### TASK BRIEF
Repeat the data below exactly, dropping any pictures it holds.

### GIVEN DATA
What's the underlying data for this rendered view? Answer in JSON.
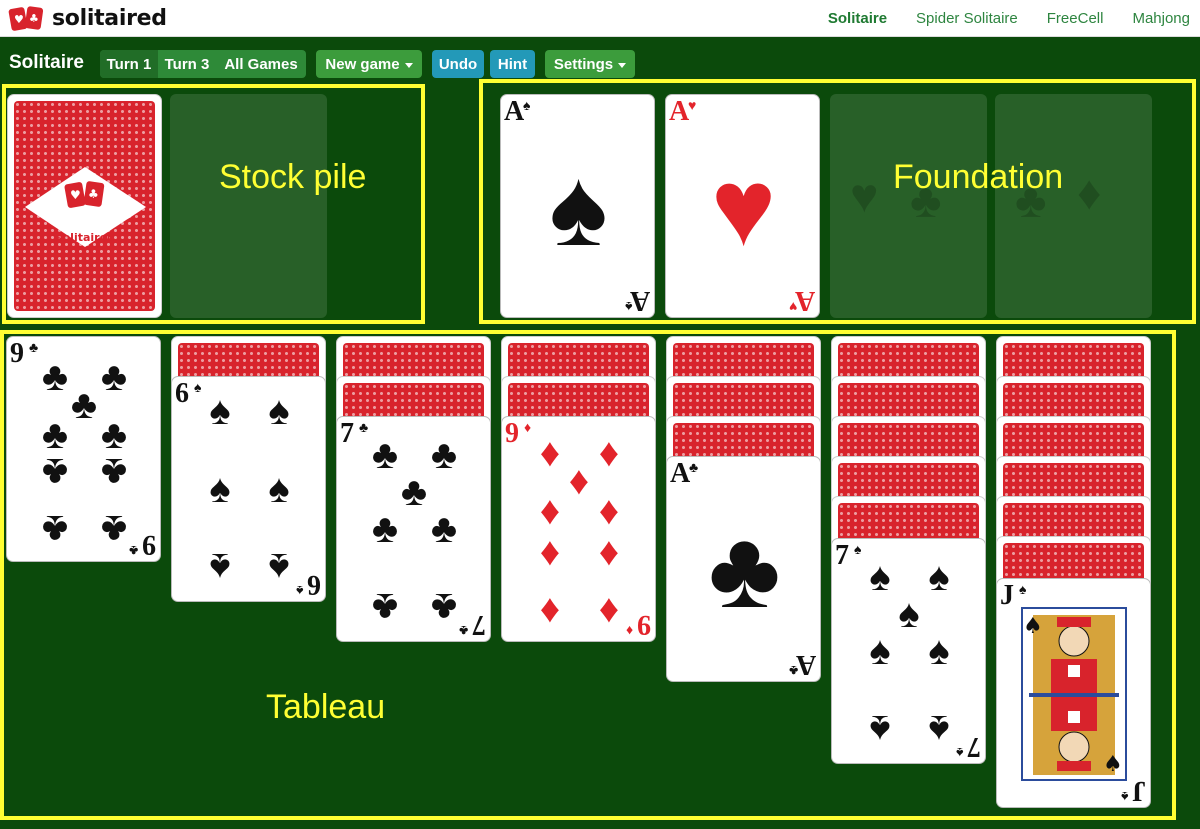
{
  "nav": {
    "brand": "solitaired",
    "links": [
      "Solitaire",
      "Spider Solitaire",
      "FreeCell",
      "Mahjong"
    ],
    "active": "Solitaire"
  },
  "toolbar": {
    "title": "Solitaire",
    "turn1": "Turn 1",
    "turn3": "Turn 3",
    "all_games": "All Games",
    "new_game": "New game",
    "undo": "Undo",
    "hint": "Hint",
    "settings": "Settings"
  },
  "annotations": {
    "stock": "Stock pile",
    "foundation": "Foundation",
    "tableau": "Tableau"
  },
  "stock_back_brand": "solitaired",
  "foundation": [
    {
      "rank": "A",
      "suit": "♠",
      "color": "black"
    },
    {
      "rank": "A",
      "suit": "♥",
      "color": "red"
    }
  ],
  "tableau": [
    {
      "face_down": 0,
      "rank": "9",
      "suit": "♣",
      "color": "black"
    },
    {
      "face_down": 1,
      "rank": "6",
      "suit": "♠",
      "color": "black"
    },
    {
      "face_down": 2,
      "rank": "7",
      "suit": "♣",
      "color": "black"
    },
    {
      "face_down": 2,
      "rank": "9",
      "suit": "♦",
      "color": "red"
    },
    {
      "face_down": 3,
      "rank": "A",
      "suit": "♣",
      "color": "black"
    },
    {
      "face_down": 5,
      "rank": "7",
      "suit": "♠",
      "color": "black"
    },
    {
      "face_down": 6,
      "rank": "J",
      "suit": "♠",
      "color": "black"
    }
  ],
  "colors": {
    "felt": "#0b4a0b",
    "highlight": "#ffff33",
    "card_back": "#d8232c",
    "nav_link": "#2e8540"
  }
}
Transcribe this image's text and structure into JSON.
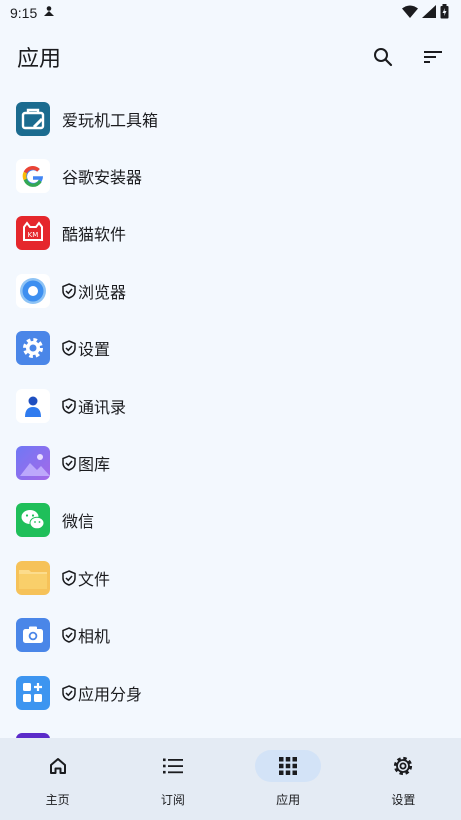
{
  "status": {
    "time": "9:15"
  },
  "header": {
    "title": "应用"
  },
  "apps": [
    {
      "label": "爱玩机工具箱",
      "shield": false,
      "icon": "toolbox-icon",
      "color": "#1b6b8f"
    },
    {
      "label": "谷歌安装器",
      "shield": false,
      "icon": "google-g-icon",
      "color": "#ffffff"
    },
    {
      "label": "酷猫软件",
      "shield": false,
      "icon": "cat-icon",
      "color": "#e5272c"
    },
    {
      "label": "浏览器",
      "shield": true,
      "icon": "browser-icon",
      "color": "#ffffff"
    },
    {
      "label": "设置",
      "shield": true,
      "icon": "settings-icon",
      "color": "#4a86e8"
    },
    {
      "label": "通讯录",
      "shield": true,
      "icon": "contacts-icon",
      "color": "#ffffff"
    },
    {
      "label": "图库",
      "shield": true,
      "icon": "gallery-icon",
      "color": "#7b6cf0"
    },
    {
      "label": "微信",
      "shield": false,
      "icon": "wechat-icon",
      "color": "#1fbf5a"
    },
    {
      "label": "文件",
      "shield": true,
      "icon": "folder-icon",
      "color": "#f6c259"
    },
    {
      "label": "相机",
      "shield": true,
      "icon": "camera-icon",
      "color": "#4a86e8"
    },
    {
      "label": "应用分身",
      "shield": true,
      "icon": "app-clone-icon",
      "color": "#3d95f0"
    }
  ],
  "nav": [
    {
      "label": "主页",
      "icon": "home-icon",
      "active": false
    },
    {
      "label": "订阅",
      "icon": "list-icon",
      "active": false
    },
    {
      "label": "应用",
      "icon": "apps-grid-icon",
      "active": true
    },
    {
      "label": "设置",
      "icon": "gear-icon",
      "active": false
    }
  ]
}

### COMPLETE ANSWER
What's the underlying data for this rendered view? Answer in JSON.
{
  "nav": {
    "brand": "solitaired",
    "links": [
      "Solitaire",
      "Spider Solitaire",
      "FreeCell",
      "Mahjong"
    ],
    "active": "Solitaire"
  },
  "toolbar": {
    "title": "Solitaire",
    "turn1": "Turn 1",
    "turn3": "Turn 3",
    "all_games": "All Games",
    "new_game": "New game",
    "undo": "Undo",
    "hint": "Hint",
    "settings": "Settings"
  },
  "annotations": {
    "stock": "Stock pile",
    "foundation": "Foundation",
    "tableau": "Tableau"
  },
  "stock_back_brand": "solitaired",
  "foundation": [
    {
      "rank": "A",
      "suit": "♠",
      "color": "black"
    },
    {
      "rank": "A",
      "suit": "♥",
      "color": "red"
    }
  ],
  "tableau": [
    {
      "face_down": 0,
      "rank": "9",
      "suit": "♣",
      "color": "black"
    },
    {
      "face_down": 1,
      "rank": "6",
      "suit": "♠",
      "color": "black"
    },
    {
      "face_down": 2,
      "rank": "7",
      "suit": "♣",
      "color": "black"
    },
    {
      "face_down": 2,
      "rank": "9",
      "suit": "♦",
      "color": "red"
    },
    {
      "face_down": 3,
      "rank": "A",
      "suit": "♣",
      "color": "black"
    },
    {
      "face_down": 5,
      "rank": "7",
      "suit": "♠",
      "color": "black"
    },
    {
      "face_down": 6,
      "rank": "J",
      "suit": "♠",
      "color": "black"
    }
  ],
  "colors": {
    "felt": "#0b4a0b",
    "highlight": "#ffff33",
    "card_back": "#d8232c",
    "nav_link": "#2e8540"
  }
}
Transcribe this image's text and structure into JSON.
{
  "status": {
    "time": "9:15"
  },
  "header": {
    "title": "应用"
  },
  "apps": [
    {
      "label": "爱玩机工具箱",
      "shield": false,
      "icon": "toolbox-icon",
      "color": "#1b6b8f"
    },
    {
      "label": "谷歌安装器",
      "shield": false,
      "icon": "google-g-icon",
      "color": "#ffffff"
    },
    {
      "label": "酷猫软件",
      "shield": false,
      "icon": "cat-icon",
      "color": "#e5272c"
    },
    {
      "label": "浏览器",
      "shield": true,
      "icon": "browser-icon",
      "color": "#ffffff"
    },
    {
      "label": "设置",
      "shield": true,
      "icon": "settings-icon",
      "color": "#4a86e8"
    },
    {
      "label": "通讯录",
      "shield": true,
      "icon": "contacts-icon",
      "color": "#ffffff"
    },
    {
      "label": "图库",
      "shield": true,
      "icon": "gallery-icon",
      "color": "#7b6cf0"
    },
    {
      "label": "微信",
      "shield": false,
      "icon": "wechat-icon",
      "color": "#1fbf5a"
    },
    {
      "label": "文件",
      "shield": true,
      "icon": "folder-icon",
      "color": "#f6c259"
    },
    {
      "label": "相机",
      "shield": true,
      "icon": "camera-icon",
      "color": "#4a86e8"
    },
    {
      "label": "应用分身",
      "shield": true,
      "icon": "app-clone-icon",
      "color": "#3d95f0"
    }
  ],
  "nav": [
    {
      "label": "主页",
      "icon": "home-icon",
      "active": false
    },
    {
      "label": "订阅",
      "icon": "list-icon",
      "active": false
    },
    {
      "label": "应用",
      "icon": "apps-grid-icon",
      "active": true
    },
    {
      "label": "设置",
      "icon": "gear-icon",
      "active": false
    }
  ]
}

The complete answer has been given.